• **Job 1**
List every person the interview names.
• **Job 2**
According to the interview, how does the team treat manual overrides?
• **Job 3**
Copy the interview from "Nevertheless, we tend" through "keep an eye.".

• **Passage**
○ ○ ○ ○ ○

So for us, that is the number one: those manual overrides, because whenever they happen it means that there is something that we are getting wrong in the model itself, and thus potentially it can undermine all the economic analysis end-to-end.
That’s why we need to pay a lot of attention. We treat that as a bug. Unless we understand the bug, we don’t know how deep the rabbit hole is going.
Patrick McDonald: I found that to be true too.
I guess the question I would have is: is that always the case? When you found out that almost all those overrides are wrong?
Or are there cases where somebody comes in and overrides and, yeah, there was a problem with the model and we figured it out and fixed it?
Joannes Vermorel: First, the thing is that initially, when we start a project, very frequently most of the overrides—unfortunately for us—are real. There are stuff that we have missed. There are stuff that we did not understand.
So when we get started, most of those overrides usually reflect stuff that we didn’t know.
For example, when we started aviation, that was like a decade and a half ago, I didn’t know what was a retrofit—the importance of retrofit.
We had a lot of people tweaking numbers, and at some point I said, “What is going on?” They told us it’s a retrofit. I said, “What?”
Then we went back. The guy who did the modeling was very ignorant on something very important.
But then over time it can be anything. It can be a new guy that is overriding for no reason whatsoever, just because he was used to override stuff in his previous company, comes here and says, “Oh, I should override.” Well actually it doesn’t make any sense.
I treat that… the percentage of critical reports diminishes a lot.
But it’s a little bit like when you’re a software company: you have bug reports from users. You have a lot of rejects. People will say, “Oh it’s buggy,” no, you just got the feature wrong—it’s really the intended behavior.
Nevertheless, we tend to monitor those very carefully, because, according to Nassim Taleb, the occasional that prove to be correct can be very significant.
So even if you say 99% are like “the user is wrong,” maybe this 1% turns out that it was very impacting.
So that’s why we keep an eye.

○ ○ ○ ○ ○

• **Data listing**
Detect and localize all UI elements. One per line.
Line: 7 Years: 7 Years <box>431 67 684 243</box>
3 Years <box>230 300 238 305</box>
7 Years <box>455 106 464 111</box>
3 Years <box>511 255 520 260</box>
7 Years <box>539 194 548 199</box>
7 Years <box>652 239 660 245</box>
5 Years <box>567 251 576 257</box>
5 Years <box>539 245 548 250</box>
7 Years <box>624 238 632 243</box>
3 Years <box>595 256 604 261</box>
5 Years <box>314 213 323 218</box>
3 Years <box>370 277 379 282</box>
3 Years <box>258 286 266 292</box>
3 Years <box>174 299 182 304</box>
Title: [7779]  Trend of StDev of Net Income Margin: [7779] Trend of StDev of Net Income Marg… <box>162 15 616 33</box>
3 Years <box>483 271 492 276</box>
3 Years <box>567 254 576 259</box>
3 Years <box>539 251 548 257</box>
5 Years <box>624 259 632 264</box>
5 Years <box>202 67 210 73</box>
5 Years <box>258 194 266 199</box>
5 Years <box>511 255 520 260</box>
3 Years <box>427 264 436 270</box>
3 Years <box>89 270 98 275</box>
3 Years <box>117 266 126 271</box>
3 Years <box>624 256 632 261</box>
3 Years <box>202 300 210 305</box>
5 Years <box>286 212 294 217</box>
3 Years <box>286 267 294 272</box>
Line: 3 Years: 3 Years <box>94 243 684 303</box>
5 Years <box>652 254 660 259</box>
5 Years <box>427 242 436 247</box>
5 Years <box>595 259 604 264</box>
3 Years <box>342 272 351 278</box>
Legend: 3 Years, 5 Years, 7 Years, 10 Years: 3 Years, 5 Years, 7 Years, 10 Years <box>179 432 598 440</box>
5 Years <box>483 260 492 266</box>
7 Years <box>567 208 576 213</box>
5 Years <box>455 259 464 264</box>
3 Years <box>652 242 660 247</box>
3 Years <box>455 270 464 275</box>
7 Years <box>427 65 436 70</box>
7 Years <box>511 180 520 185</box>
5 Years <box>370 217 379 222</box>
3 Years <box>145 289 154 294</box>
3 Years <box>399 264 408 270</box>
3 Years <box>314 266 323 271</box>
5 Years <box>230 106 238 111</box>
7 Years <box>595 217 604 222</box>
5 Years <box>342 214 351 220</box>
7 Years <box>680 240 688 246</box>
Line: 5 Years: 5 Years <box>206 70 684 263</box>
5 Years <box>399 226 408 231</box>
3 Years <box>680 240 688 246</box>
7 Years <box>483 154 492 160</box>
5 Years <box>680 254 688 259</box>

○ ○ ○ ○ ○

• **Written reply 1**
Patrick McDonald, Joannes Vermorel, Nassim Taleb

• **Written reply 2**
As a bug.

• **Written reply 3**
Nevertheless, we tend to monitor those very carefully, because, according to Nassim Taleb, the occasional that prove to be correct can be very significant.
So even if you say 99% are like “the user is wrong,” maybe this 1% turns out that it was very impacting.
So that’s why we keep an eye.